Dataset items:
_ _ _ _ _ _ _
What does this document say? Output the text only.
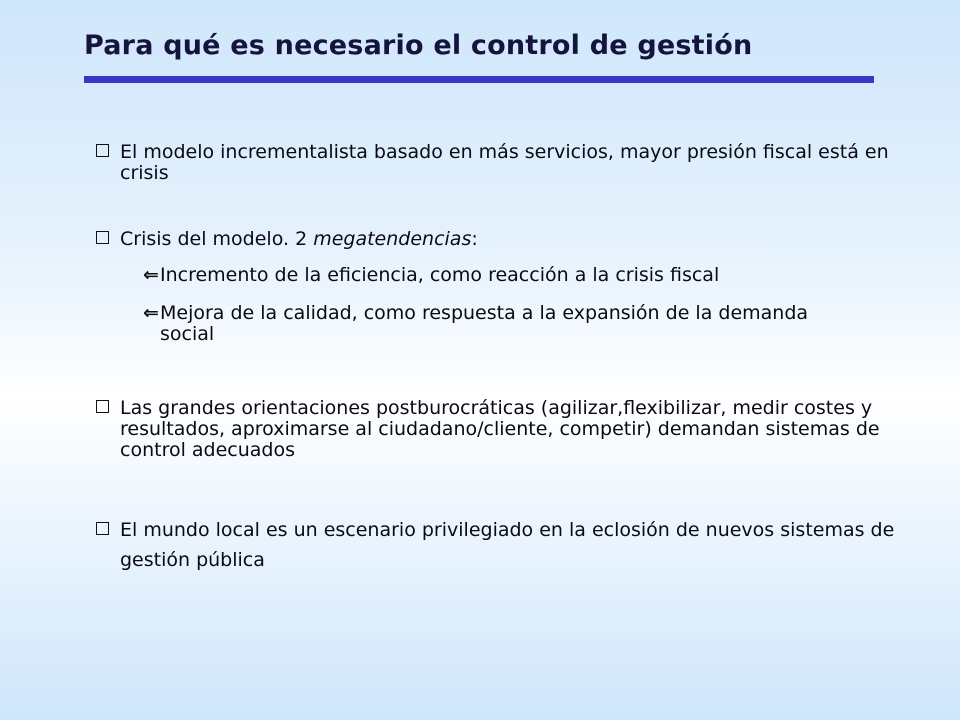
Para qué es necesario el control de gestión
El modelo incrementalista basado en más servicios, mayor presión fiscal está en crisis
Crisis del modelo. 2 megatendencias:
⇐ Incremento de la eficiencia, como reacción a la crisis fiscal
⇐ Mejora de la calidad, como respuesta a la expansión de la demanda social
Las grandes orientaciones postburocráticas (agilizar,flexibilizar, medir costes y resultados, aproximarse al ciudadano/cliente, competir) demandan sistemas de control adecuados
El mundo local es un escenario privilegiado en la eclosión de nuevos sistemas de gestión pública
_ _ _ _ _ _ _
▶ [Set task]: Gather, from the listing above, every line carrying the word "gestión".

▶ [Expected output]:
Para qué es necesario el control de gestión
El mundo local es un escenario privilegiado en la eclosión de nuevos sistemas de gestión pública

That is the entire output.